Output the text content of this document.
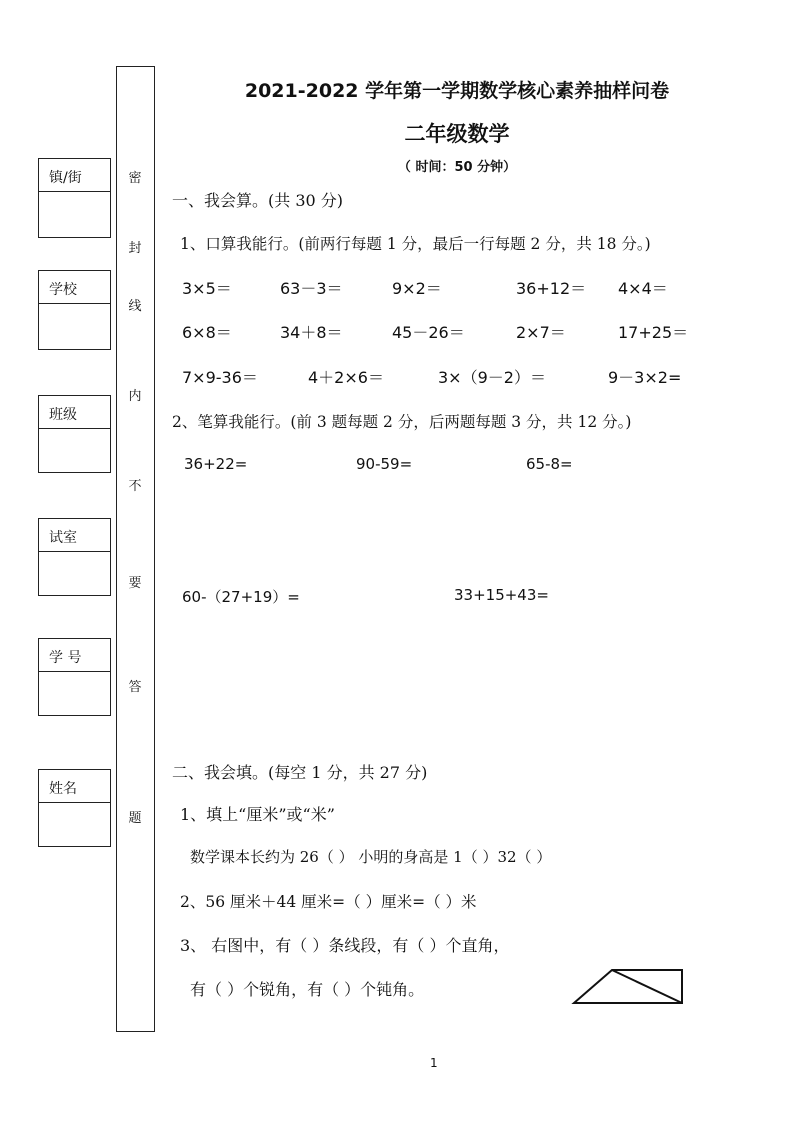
镇/街
学校
班级
试室
学 号
姓名
密
封
线
内
不
要
答
题
2021-2022 学年第一学期数学核心素养抽样问卷
二年级数学
（ 时间：50 分钟）
一、我会算。(共 30 分)
1、口算我能行。(前两行每题 1 分，最后一行每题 2 分，共 18 分。)
3×5＝	63－3＝	9×2＝	36+12＝ 4×4＝
6×8＝	34＋8＝	45－26＝	2×7＝	17+25＝
7×9-36＝	4＋2×6＝	3×（9－2）＝	9－3×2=
2、笔算我能行。(前 3 题每题 2 分，后两题每题 3 分，共 12 分。)
36+22=	90-59=	65-8=
60-（27+19）=	33+15+43=
二、我会填。(每空 1 分，共 27 分)
1、填上“厘米”或“米”
数学课本长约为 26（ ） 小明的身高是 1（ ）32（ ）
2、56 厘米＋44 厘米=（ ）厘米=（ ）米
3、 右图中，有（ ）条线段，有（ ）个直角，
有（ ）个锐角，有（ ）个钝角。
1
════════════════════
■ **Work required**
Take the listing and print it again exactly, but without any pictures.

■ **Response to the task**
Output the text content of this document.
镇/街
学校
班级
试室
学 号
姓名
密
封
线
内
不
要
答
题
2021-2022 学年第一学期数学核心素养抽样问卷
二年级数学
（ 时间：50 分钟）
一、我会算。(共 30 分)
1、口算我能行。(前两行每题 1 分，最后一行每题 2 分，共 18 分。)
3×5＝	63－3＝	9×2＝	36+12＝ 4×4＝
6×8＝	34＋8＝	45－26＝	2×7＝	17+25＝
7×9-36＝	4＋2×6＝	3×（9－2）＝	9－3×2=
2、笔算我能行。(前 3 题每题 2 分，后两题每题 3 分，共 12 分。)
36+22=	90-59=	65-8=
60-（27+19）=	33+15+43=
二、我会填。(每空 1 分，共 27 分)
1、填上“厘米”或“米”
数学课本长约为 26（ ） 小明的身高是 1（ ）32（ ）
2、56 厘米＋44 厘米=（ ）厘米=（ ）米
3、 右图中，有（ ）条线段，有（ ）个直角，
有（ ）个锐角，有（ ）个钝角。
1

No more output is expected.